* [Task to carry out] Of the lines below, how many hold the string "image"? Give only the number.

☆ ☆ ☆ ☆

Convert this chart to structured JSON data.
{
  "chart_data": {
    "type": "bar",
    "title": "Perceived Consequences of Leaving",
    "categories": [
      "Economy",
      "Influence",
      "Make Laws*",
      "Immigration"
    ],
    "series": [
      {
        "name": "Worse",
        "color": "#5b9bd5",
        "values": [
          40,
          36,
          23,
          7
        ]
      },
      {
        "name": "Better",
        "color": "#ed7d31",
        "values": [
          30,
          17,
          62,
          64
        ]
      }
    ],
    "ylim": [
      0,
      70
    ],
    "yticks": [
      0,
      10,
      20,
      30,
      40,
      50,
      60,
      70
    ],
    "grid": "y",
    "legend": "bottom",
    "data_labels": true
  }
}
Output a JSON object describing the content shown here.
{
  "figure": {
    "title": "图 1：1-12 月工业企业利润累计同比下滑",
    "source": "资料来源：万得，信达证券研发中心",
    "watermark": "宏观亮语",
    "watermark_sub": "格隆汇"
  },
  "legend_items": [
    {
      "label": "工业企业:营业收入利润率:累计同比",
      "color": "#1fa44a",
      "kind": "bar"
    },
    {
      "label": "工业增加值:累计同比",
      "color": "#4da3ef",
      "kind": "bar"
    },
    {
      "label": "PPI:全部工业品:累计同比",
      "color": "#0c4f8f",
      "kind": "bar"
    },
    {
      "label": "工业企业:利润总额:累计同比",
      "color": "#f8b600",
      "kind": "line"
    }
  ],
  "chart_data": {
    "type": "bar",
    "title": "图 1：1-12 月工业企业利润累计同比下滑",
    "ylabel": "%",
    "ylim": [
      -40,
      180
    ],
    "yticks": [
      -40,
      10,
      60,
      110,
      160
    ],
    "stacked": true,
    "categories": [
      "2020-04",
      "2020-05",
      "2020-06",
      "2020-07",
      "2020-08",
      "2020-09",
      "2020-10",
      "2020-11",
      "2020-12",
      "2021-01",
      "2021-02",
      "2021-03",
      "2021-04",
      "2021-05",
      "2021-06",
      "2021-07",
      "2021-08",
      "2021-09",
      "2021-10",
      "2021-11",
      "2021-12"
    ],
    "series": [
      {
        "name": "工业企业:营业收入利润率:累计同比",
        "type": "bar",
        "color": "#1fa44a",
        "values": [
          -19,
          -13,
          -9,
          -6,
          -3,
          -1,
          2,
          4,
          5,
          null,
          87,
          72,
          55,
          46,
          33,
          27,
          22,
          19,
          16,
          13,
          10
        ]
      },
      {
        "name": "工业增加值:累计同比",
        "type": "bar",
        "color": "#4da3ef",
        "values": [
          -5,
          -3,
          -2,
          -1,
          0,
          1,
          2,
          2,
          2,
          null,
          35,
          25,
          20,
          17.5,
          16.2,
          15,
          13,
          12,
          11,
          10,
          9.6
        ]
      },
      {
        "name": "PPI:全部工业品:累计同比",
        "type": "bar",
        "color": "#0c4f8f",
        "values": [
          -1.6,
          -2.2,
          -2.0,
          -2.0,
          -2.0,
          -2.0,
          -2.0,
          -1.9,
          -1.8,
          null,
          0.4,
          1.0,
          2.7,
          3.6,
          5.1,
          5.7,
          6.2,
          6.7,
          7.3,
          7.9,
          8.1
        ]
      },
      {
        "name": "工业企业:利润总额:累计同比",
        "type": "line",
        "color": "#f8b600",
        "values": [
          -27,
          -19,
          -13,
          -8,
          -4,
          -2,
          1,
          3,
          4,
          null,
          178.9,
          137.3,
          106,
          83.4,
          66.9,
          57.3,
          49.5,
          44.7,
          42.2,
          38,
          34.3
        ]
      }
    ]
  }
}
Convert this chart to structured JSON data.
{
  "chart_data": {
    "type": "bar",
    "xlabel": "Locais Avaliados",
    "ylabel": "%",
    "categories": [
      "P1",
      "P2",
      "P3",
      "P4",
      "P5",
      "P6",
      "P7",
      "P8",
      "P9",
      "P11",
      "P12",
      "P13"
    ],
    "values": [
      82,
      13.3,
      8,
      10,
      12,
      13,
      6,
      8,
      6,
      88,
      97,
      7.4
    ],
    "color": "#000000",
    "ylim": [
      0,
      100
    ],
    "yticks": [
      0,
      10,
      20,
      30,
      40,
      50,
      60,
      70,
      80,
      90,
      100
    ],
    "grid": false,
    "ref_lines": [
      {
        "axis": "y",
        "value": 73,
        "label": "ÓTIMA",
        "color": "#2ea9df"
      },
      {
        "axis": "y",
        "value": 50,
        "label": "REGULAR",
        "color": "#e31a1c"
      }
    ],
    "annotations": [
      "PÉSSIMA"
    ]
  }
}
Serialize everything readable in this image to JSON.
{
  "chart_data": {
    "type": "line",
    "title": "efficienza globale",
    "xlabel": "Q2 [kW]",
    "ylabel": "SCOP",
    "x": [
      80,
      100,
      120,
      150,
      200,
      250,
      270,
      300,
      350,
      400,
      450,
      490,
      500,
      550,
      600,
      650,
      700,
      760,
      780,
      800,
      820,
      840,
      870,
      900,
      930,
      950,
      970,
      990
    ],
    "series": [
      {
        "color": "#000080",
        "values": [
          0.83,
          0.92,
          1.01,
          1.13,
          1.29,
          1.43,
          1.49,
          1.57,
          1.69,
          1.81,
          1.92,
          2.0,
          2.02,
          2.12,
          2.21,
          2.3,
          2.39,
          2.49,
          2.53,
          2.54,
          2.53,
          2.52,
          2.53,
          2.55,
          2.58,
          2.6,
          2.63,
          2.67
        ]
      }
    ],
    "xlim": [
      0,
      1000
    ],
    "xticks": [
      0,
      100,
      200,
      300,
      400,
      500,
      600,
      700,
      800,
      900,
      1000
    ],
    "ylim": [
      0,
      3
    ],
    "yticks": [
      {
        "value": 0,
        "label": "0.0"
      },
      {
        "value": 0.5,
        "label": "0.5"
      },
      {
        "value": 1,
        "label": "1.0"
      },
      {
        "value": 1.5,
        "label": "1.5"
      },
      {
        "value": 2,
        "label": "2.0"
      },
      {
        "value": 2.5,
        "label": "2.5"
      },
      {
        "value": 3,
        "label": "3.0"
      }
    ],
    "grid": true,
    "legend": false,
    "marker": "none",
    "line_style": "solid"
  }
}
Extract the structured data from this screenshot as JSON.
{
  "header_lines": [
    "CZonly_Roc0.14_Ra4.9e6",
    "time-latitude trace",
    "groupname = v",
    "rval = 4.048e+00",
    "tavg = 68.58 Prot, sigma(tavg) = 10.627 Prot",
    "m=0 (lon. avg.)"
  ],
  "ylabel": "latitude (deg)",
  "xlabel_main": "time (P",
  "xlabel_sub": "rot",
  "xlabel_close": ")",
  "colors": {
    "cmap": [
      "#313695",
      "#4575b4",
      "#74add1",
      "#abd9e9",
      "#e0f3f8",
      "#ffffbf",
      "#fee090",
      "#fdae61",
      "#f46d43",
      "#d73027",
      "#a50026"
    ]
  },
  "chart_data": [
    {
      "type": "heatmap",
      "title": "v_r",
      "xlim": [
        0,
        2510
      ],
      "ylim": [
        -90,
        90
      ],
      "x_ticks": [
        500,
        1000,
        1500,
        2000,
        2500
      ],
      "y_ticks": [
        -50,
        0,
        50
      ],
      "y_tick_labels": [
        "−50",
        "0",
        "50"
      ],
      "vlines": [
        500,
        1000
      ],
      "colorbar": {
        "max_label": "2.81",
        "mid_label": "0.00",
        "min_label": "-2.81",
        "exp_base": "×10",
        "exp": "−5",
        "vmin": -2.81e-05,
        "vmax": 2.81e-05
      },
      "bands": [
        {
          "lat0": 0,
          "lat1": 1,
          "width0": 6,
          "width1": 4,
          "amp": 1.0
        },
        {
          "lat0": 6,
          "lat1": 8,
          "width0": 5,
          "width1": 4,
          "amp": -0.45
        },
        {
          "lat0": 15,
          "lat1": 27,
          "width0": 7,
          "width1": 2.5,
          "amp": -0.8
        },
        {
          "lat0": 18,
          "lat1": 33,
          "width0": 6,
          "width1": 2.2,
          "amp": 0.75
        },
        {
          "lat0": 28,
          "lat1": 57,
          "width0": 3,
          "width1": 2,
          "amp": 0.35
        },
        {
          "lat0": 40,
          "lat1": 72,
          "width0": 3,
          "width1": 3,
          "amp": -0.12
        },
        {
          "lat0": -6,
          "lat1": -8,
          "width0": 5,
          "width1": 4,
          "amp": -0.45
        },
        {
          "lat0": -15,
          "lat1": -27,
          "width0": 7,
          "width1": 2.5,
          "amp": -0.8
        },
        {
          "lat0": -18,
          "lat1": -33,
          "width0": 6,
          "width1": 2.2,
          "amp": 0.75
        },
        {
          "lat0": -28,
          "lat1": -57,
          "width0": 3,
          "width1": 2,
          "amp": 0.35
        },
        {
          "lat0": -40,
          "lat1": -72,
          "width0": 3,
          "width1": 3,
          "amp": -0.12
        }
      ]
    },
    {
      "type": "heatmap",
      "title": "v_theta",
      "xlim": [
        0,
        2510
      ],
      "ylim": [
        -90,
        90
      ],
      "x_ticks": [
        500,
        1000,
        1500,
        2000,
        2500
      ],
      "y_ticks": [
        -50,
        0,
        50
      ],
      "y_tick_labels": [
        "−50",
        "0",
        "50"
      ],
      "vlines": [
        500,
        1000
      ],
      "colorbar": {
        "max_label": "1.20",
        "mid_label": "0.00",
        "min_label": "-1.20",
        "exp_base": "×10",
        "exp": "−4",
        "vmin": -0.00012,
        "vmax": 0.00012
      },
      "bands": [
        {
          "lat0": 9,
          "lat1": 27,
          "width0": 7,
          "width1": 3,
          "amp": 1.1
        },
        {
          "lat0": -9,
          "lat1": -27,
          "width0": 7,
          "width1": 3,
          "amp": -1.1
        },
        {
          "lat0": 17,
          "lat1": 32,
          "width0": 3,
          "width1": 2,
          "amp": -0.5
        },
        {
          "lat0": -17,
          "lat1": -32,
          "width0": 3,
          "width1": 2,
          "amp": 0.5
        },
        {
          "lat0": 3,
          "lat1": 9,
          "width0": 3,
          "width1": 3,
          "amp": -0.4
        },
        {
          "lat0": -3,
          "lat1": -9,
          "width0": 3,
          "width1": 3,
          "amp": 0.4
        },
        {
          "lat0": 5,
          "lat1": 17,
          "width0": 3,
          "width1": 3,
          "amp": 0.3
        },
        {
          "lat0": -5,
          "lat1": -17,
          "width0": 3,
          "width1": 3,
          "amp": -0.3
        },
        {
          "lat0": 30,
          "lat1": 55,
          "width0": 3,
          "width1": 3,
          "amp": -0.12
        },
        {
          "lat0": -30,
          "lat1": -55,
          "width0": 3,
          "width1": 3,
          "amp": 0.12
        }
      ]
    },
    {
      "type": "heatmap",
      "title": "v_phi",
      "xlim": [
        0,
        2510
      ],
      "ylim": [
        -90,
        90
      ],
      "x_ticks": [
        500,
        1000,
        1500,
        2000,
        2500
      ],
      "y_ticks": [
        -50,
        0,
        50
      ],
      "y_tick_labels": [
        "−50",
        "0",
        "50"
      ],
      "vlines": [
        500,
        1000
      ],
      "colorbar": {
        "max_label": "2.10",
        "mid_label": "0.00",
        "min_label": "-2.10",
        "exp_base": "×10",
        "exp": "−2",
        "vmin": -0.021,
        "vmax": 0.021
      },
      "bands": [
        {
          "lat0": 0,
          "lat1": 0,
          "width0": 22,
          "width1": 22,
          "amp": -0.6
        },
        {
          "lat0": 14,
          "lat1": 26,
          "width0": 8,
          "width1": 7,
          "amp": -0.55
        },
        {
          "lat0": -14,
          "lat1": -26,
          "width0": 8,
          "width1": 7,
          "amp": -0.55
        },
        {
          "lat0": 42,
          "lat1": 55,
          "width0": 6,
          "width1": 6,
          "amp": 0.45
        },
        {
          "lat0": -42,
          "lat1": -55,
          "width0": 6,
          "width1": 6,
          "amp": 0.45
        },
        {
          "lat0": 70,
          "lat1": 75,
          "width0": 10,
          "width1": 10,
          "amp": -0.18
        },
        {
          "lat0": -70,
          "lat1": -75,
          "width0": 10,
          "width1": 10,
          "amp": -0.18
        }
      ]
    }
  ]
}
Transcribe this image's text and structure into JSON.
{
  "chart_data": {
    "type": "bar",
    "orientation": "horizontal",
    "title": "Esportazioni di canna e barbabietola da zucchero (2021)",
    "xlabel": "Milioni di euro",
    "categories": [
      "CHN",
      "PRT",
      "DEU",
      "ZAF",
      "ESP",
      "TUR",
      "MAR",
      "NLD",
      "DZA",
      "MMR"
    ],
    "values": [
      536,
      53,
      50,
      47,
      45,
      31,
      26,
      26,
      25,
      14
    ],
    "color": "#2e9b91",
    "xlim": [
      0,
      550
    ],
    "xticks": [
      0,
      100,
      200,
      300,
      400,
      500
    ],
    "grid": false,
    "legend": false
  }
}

☆ ☆ ☆ ☆

* [Exercise solution] 2